→ Material to process
◇ ◇ ◇ ◇ ◇

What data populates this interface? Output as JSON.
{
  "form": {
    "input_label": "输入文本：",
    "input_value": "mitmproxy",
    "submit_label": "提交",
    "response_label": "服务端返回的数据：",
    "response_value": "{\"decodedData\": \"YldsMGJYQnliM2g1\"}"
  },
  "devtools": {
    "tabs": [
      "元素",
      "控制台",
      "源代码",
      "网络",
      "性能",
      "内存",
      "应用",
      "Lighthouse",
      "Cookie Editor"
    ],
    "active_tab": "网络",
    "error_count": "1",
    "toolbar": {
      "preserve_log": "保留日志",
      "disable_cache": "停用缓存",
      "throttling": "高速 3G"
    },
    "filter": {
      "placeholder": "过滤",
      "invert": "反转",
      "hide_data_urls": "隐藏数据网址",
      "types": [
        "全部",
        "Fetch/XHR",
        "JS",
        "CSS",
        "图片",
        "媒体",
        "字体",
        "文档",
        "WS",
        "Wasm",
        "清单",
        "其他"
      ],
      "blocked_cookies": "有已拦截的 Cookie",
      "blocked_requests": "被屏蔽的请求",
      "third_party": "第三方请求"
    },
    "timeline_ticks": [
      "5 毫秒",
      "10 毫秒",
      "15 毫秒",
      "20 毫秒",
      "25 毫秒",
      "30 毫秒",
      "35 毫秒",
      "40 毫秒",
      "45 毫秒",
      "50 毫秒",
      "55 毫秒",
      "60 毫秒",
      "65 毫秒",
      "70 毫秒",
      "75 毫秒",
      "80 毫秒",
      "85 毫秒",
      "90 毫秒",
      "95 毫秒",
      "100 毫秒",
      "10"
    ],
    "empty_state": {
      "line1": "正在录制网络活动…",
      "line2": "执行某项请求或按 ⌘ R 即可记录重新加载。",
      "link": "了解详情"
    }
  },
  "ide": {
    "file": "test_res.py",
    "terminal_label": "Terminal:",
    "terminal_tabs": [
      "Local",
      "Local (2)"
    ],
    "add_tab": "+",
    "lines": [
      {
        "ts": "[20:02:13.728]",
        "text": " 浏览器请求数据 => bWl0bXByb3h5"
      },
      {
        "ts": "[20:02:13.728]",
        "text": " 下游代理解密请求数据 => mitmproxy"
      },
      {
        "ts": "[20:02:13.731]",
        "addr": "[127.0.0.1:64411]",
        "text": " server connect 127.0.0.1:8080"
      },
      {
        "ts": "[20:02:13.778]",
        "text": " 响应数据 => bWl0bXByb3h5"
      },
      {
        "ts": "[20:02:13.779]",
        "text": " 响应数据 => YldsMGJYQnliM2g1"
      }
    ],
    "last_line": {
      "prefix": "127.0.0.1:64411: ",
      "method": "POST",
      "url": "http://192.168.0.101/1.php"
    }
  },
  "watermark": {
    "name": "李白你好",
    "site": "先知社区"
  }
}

◇ ◇ ◇ ◇ ◇

Copy every line of the listing that contains the word "响应数据".

        "text": " 响应数据 => bWl0bXByb3h5"
        "text": " 响应数据 => YldsMGJYQnliM2g1"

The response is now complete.